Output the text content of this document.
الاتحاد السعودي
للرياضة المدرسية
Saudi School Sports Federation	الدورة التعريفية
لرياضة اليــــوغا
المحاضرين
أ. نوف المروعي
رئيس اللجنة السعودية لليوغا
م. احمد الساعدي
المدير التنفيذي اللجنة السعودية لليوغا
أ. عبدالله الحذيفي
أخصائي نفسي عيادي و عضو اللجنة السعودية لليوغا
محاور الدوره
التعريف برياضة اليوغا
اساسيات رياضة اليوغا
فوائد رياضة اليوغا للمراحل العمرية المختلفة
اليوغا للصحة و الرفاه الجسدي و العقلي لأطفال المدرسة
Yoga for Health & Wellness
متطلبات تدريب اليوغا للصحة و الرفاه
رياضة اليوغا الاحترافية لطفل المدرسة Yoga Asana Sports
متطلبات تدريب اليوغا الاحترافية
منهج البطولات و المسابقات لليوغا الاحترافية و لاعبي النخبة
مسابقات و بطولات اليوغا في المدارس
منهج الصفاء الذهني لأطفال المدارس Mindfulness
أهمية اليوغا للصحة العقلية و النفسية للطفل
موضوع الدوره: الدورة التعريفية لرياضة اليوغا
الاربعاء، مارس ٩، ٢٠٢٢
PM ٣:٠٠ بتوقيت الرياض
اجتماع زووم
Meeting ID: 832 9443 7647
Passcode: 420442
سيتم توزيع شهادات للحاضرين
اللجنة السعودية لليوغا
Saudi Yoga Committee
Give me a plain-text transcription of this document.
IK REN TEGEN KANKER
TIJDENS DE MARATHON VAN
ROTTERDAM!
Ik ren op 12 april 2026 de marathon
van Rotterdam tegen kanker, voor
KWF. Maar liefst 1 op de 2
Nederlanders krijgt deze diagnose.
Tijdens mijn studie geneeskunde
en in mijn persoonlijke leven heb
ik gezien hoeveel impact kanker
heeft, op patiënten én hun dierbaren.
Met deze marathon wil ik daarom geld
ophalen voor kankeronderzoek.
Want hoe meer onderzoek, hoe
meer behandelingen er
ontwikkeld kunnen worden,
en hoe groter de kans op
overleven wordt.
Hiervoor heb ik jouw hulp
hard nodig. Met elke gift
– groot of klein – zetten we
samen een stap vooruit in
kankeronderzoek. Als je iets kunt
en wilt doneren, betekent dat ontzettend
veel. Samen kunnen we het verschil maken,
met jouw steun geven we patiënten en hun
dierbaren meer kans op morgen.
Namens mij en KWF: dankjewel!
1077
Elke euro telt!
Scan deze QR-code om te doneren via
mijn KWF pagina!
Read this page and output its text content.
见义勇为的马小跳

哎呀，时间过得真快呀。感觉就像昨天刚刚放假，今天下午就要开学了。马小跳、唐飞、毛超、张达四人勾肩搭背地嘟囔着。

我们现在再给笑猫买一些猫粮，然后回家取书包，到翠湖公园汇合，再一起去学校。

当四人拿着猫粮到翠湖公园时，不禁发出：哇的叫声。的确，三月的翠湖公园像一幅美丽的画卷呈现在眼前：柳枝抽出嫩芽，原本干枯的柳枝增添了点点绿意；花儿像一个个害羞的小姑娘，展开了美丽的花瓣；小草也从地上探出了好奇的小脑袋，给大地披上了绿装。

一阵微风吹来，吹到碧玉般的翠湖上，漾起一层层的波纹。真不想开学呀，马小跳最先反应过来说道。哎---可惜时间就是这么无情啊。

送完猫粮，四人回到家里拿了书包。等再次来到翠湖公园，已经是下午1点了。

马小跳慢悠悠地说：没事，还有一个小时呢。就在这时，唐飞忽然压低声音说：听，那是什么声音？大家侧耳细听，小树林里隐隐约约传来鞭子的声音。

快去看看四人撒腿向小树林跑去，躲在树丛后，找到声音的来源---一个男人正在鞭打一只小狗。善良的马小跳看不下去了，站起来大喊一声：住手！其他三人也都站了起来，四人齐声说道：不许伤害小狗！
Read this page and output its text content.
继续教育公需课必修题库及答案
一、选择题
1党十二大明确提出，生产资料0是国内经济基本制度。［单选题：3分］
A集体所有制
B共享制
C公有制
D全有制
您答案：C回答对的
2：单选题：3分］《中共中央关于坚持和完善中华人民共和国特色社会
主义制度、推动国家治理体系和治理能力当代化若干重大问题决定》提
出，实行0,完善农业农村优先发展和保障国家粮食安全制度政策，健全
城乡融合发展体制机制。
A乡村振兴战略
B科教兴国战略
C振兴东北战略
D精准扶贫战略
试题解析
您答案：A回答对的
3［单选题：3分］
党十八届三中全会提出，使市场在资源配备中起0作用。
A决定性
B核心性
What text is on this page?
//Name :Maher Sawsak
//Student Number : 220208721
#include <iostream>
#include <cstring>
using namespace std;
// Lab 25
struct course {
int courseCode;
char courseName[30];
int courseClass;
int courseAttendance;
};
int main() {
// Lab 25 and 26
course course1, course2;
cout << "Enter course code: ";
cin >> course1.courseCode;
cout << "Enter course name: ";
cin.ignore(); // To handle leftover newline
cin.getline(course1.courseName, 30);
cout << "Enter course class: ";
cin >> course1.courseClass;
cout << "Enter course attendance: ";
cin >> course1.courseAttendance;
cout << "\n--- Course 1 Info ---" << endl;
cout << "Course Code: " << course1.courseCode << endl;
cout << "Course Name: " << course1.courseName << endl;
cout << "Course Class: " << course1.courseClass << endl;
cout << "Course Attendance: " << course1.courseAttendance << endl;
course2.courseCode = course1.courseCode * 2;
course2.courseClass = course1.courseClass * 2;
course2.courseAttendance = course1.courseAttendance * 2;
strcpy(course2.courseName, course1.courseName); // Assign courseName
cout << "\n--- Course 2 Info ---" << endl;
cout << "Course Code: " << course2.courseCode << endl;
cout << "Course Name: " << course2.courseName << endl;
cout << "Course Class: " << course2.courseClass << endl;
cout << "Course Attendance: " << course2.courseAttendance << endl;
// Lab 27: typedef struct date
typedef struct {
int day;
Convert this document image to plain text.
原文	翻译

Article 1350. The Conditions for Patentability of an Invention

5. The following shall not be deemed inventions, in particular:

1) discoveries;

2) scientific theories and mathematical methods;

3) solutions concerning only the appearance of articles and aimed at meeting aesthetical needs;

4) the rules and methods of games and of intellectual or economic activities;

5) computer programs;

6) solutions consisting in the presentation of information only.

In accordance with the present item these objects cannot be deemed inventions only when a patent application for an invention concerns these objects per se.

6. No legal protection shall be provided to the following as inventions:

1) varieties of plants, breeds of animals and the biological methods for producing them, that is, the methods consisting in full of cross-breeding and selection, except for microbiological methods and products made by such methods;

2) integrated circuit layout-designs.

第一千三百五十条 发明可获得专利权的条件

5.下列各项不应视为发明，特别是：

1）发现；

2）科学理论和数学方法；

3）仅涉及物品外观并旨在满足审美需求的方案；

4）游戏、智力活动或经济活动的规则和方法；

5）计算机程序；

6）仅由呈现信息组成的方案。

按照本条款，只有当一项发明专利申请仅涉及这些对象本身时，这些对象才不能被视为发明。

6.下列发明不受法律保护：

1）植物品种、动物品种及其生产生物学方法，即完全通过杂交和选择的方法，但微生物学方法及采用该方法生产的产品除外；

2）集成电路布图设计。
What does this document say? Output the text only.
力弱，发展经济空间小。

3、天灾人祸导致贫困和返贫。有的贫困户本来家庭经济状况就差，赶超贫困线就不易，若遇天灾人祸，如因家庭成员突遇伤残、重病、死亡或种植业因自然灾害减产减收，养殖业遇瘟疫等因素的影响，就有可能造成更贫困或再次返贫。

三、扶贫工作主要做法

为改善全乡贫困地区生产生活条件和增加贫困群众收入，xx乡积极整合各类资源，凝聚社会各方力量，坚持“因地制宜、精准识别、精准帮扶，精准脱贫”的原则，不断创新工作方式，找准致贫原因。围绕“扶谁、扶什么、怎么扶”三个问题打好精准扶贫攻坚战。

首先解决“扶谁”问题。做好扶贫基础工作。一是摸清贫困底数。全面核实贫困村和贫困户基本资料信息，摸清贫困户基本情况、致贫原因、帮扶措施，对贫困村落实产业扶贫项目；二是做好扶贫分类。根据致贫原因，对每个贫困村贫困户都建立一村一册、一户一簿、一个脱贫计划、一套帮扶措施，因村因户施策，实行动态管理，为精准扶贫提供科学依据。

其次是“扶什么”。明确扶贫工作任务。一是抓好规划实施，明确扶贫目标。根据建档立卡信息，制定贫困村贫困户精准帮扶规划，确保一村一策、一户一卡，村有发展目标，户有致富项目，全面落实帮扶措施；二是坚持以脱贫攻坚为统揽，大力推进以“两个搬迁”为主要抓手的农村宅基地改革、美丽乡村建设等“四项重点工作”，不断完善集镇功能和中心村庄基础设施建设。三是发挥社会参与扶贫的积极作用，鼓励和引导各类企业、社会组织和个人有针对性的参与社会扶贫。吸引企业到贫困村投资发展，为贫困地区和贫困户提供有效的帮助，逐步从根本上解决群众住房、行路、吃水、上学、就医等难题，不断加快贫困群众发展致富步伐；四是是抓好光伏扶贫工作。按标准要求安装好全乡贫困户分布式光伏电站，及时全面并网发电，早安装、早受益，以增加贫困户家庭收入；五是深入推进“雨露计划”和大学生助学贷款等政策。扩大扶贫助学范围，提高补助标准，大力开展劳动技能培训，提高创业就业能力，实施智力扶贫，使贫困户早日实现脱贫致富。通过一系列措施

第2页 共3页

################

[WHAT YOU ARE ASKED TO DO] Work out how many lines of the material above contain the word "Saudi", then give only that figure.

[OUTPUT FOR THIS TASK] 2